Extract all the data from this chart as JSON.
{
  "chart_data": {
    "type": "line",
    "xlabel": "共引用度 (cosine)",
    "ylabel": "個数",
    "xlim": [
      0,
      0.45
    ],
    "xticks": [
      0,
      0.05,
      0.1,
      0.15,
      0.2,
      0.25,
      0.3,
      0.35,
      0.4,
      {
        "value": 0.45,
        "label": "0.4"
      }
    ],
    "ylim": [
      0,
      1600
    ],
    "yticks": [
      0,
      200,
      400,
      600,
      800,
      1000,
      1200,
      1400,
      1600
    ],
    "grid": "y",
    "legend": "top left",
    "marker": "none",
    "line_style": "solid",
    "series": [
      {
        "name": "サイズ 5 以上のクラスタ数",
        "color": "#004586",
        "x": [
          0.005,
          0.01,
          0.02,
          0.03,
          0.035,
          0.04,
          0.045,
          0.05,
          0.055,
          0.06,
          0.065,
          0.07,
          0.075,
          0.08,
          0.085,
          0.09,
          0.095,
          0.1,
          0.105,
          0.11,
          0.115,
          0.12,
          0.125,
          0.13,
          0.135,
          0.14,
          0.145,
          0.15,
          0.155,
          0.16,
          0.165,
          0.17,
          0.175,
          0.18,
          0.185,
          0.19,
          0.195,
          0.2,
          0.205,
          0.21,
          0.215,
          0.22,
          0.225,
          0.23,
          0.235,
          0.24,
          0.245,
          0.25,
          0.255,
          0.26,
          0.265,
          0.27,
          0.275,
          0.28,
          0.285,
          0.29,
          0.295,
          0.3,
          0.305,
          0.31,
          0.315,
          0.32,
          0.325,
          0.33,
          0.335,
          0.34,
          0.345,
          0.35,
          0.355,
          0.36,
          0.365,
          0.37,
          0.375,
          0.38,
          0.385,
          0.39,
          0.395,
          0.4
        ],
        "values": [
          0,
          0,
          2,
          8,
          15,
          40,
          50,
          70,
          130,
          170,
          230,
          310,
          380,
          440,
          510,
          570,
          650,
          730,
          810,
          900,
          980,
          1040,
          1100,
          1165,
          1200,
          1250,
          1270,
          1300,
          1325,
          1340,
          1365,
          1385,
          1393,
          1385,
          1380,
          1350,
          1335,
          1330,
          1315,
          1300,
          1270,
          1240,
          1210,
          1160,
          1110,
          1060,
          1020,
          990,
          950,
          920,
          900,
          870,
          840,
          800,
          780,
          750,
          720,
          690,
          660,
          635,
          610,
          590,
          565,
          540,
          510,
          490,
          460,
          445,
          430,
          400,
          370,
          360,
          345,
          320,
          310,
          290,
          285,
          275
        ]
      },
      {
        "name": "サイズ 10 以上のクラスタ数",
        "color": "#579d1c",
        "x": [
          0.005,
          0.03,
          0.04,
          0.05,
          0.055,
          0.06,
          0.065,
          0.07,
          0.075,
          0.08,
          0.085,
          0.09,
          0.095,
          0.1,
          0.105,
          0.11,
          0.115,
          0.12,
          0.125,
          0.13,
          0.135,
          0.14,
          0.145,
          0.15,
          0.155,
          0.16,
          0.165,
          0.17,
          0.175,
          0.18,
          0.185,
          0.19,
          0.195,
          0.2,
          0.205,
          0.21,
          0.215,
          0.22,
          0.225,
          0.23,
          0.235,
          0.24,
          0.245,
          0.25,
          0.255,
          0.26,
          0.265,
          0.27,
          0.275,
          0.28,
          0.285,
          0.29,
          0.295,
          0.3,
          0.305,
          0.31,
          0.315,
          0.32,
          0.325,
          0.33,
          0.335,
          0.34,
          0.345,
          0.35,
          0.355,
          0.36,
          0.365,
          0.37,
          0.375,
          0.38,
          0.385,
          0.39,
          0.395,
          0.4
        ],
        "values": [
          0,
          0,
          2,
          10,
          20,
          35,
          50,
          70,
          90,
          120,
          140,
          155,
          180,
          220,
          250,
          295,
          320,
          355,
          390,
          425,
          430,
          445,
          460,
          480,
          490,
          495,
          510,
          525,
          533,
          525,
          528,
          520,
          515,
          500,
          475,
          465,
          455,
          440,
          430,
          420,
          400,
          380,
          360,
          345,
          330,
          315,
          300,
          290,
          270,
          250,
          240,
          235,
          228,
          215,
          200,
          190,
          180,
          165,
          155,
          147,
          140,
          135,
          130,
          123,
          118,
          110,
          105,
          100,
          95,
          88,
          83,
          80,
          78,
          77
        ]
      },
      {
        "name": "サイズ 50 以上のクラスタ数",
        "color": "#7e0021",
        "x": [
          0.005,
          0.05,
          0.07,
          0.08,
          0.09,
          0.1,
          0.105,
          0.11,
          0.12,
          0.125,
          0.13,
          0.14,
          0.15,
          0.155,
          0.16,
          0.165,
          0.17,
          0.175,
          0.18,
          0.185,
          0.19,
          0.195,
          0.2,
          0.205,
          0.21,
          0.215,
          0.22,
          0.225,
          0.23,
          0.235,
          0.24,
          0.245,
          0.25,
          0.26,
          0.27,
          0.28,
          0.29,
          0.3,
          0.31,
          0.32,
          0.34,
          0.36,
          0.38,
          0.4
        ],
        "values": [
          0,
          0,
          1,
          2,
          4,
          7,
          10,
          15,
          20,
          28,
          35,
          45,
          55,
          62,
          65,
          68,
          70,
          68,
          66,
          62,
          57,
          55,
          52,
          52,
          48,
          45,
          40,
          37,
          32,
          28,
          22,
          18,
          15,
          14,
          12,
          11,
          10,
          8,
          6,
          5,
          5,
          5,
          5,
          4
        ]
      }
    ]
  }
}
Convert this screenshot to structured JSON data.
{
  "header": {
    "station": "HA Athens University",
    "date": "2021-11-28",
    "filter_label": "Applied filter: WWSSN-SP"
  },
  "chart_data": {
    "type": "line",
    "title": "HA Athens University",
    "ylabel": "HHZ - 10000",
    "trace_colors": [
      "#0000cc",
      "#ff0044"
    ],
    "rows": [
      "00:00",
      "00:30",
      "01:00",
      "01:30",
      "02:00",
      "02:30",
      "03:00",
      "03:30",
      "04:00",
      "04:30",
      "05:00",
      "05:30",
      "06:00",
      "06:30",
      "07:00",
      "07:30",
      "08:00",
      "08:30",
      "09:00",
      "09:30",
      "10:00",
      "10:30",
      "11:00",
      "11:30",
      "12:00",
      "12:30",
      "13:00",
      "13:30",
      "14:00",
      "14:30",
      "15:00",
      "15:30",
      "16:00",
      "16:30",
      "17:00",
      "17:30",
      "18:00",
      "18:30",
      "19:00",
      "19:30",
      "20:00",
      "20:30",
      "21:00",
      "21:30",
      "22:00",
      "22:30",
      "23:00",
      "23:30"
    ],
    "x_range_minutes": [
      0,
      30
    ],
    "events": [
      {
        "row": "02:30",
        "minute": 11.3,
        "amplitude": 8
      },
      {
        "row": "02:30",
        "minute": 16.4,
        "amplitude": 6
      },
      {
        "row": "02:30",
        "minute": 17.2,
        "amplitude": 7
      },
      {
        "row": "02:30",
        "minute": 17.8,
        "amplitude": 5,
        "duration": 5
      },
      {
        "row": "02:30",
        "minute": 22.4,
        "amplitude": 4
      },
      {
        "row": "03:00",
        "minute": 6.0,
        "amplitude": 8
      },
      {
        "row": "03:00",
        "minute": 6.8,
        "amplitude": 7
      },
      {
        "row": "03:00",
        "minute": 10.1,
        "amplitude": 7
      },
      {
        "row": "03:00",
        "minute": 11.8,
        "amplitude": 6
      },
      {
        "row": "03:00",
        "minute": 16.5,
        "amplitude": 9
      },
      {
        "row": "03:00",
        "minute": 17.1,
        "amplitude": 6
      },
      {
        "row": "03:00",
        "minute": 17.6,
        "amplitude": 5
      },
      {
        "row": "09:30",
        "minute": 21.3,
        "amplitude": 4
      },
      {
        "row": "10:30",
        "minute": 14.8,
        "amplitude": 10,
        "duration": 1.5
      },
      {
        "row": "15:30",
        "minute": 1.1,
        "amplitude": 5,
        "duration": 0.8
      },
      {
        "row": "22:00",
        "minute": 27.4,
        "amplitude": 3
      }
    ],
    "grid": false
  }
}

**Problem statement:**
Gather from the records above every line containing the string "Athens".

**Exercise output:**
    "station": "HA Athens University",
    "title": "HA Athens University",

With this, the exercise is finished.